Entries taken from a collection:

------------------------------------------------------------

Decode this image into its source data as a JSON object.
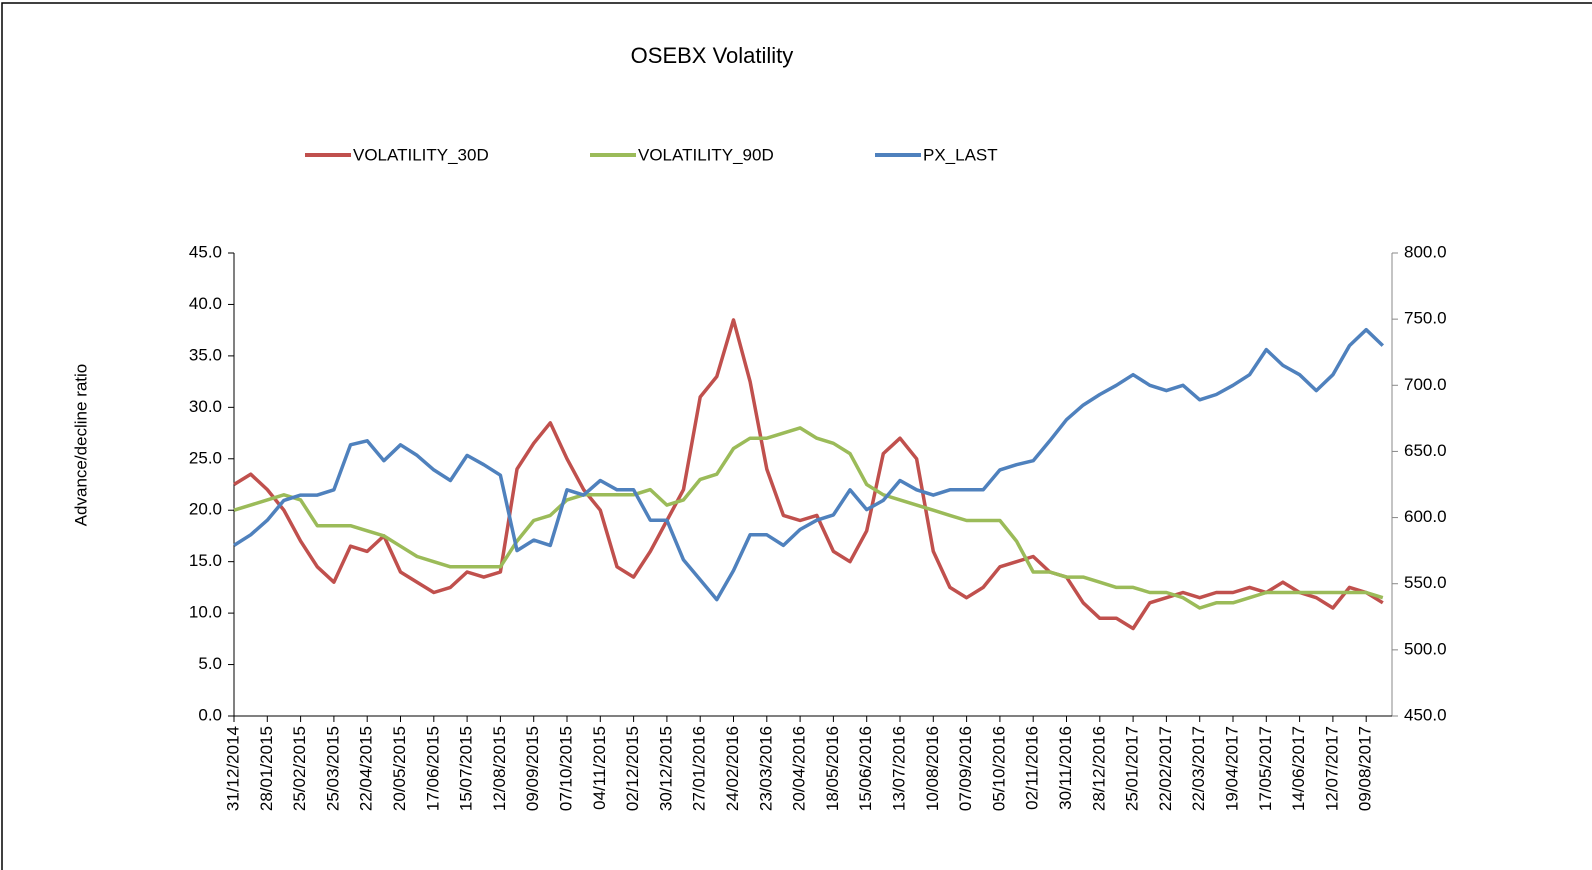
{
  "chart_data": {
    "type": "line",
    "title": "OSEBX Volatility",
    "y_label": "Advance/decline  ratio",
    "categories": [
      "31/12/2014",
      null,
      "28/01/2015",
      null,
      "25/02/2015",
      null,
      "25/03/2015",
      null,
      "22/04/2015",
      null,
      "20/05/2015",
      null,
      "17/06/2015",
      null,
      "15/07/2015",
      null,
      "12/08/2015",
      null,
      "09/09/2015",
      null,
      "07/10/2015",
      null,
      "04/11/2015",
      null,
      "02/12/2015",
      null,
      "30/12/2015",
      null,
      "27/01/2016",
      null,
      "24/02/2016",
      null,
      "23/03/2016",
      null,
      "20/04/2016",
      null,
      "18/05/2016",
      null,
      "15/06/2016",
      null,
      "13/07/2016",
      null,
      "10/08/2016",
      null,
      "07/09/2016",
      null,
      "05/10/2016",
      null,
      "02/11/2016",
      null,
      "30/11/2016",
      null,
      "28/12/2016",
      null,
      "25/01/2017",
      null,
      "22/02/2017",
      null,
      "22/03/2017",
      null,
      "19/04/2017",
      null,
      "17/05/2017",
      null,
      "14/06/2017",
      null,
      "12/07/2017",
      null,
      "09/08/2017",
      null
    ],
    "series": [
      {
        "name": "VOLATILITY_30D",
        "color": "#c0504d",
        "values": [
          22.5,
          23.5,
          22,
          20,
          17,
          14.5,
          13,
          16.5,
          16,
          17.5,
          14,
          13,
          12,
          12.5,
          14,
          13.5,
          14,
          24,
          26.5,
          28.5,
          25,
          22,
          20,
          14.5,
          13.5,
          16,
          19,
          22,
          31,
          33,
          38.5,
          32.5,
          24,
          19.5,
          19,
          19.5,
          16,
          15,
          18,
          25.5,
          27,
          25,
          16,
          12.5,
          11.5,
          12.5,
          14.5,
          15,
          15.5,
          14,
          13.5,
          11,
          9.5,
          9.5,
          8.5,
          11,
          11.5,
          12,
          11.5,
          12,
          12,
          12.5,
          12,
          13,
          12,
          11.5,
          10.5,
          12.5,
          12,
          11
        ]
      },
      {
        "name": "VOLATILITY_90D",
        "color": "#9bbb59",
        "values": [
          20,
          20.5,
          21,
          21.5,
          21,
          18.5,
          18.5,
          18.5,
          18,
          17.5,
          16.5,
          15.5,
          15,
          14.5,
          14.5,
          14.5,
          14.5,
          17,
          19,
          19.5,
          21,
          21.5,
          21.5,
          21.5,
          21.5,
          22,
          20.5,
          21,
          23,
          23.5,
          26,
          27,
          27,
          27.5,
          28,
          27,
          26.5,
          25.5,
          22.5,
          21.5,
          21,
          20.5,
          20,
          19.5,
          19,
          19,
          19,
          17,
          14,
          14,
          13.5,
          13.5,
          13,
          12.5,
          12.5,
          12,
          12,
          11.5,
          10.5,
          11,
          11,
          11.5,
          12,
          12,
          12,
          12,
          12,
          12,
          12,
          11.5
        ]
      },
      {
        "name": "PX_LAST",
        "color": "#4f81bd",
        "axis": "y2",
        "values": [
          579,
          587,
          598,
          613,
          617,
          617,
          621,
          655,
          658,
          643,
          655,
          647,
          636,
          628,
          647,
          640,
          632,
          575,
          583,
          579,
          621,
          617,
          628,
          621,
          621,
          598,
          598,
          568,
          553,
          538,
          560,
          587,
          587,
          579,
          591,
          598,
          602,
          621,
          606,
          613,
          628,
          621,
          617,
          621,
          621,
          621,
          636,
          640,
          643,
          658,
          674,
          685,
          693,
          700,
          708,
          700,
          696,
          700,
          689,
          693,
          700,
          708,
          727,
          715,
          708,
          696,
          708,
          730,
          742,
          730
        ]
      }
    ],
    "ylim": [
      0,
      45
    ],
    "yticks": [
      {
        "value": 0,
        "label": "0.0"
      },
      {
        "value": 5,
        "label": "5.0"
      },
      {
        "value": 10,
        "label": "10.0"
      },
      {
        "value": 15,
        "label": "15.0"
      },
      {
        "value": 20,
        "label": "20.0"
      },
      {
        "value": 25,
        "label": "25.0"
      },
      {
        "value": 30,
        "label": "30.0"
      },
      {
        "value": 35,
        "label": "35.0"
      },
      {
        "value": 40,
        "label": "40.0"
      },
      {
        "value": 45,
        "label": "45.0"
      }
    ],
    "y2lim": [
      450,
      800
    ],
    "y2ticks": [
      {
        "value": 450,
        "label": "450.0"
      },
      {
        "value": 500,
        "label": "500.0"
      },
      {
        "value": 550,
        "label": "550.0"
      },
      {
        "value": 600,
        "label": "600.0"
      },
      {
        "value": 650,
        "label": "650.0"
      },
      {
        "value": 700,
        "label": "700.0"
      },
      {
        "value": 750,
        "label": "750.0"
      },
      {
        "value": 800,
        "label": "800.0"
      }
    ],
    "legend": "top",
    "grid": false
  }
}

------------------------------------------------------------

EXERCISE DETAILS: Show each line in the entries that holds the string "color".

TASK SOLUTION:
        "color": "#c0504d",
        "color": "#9bbb59",
        "color": "#4f81bd",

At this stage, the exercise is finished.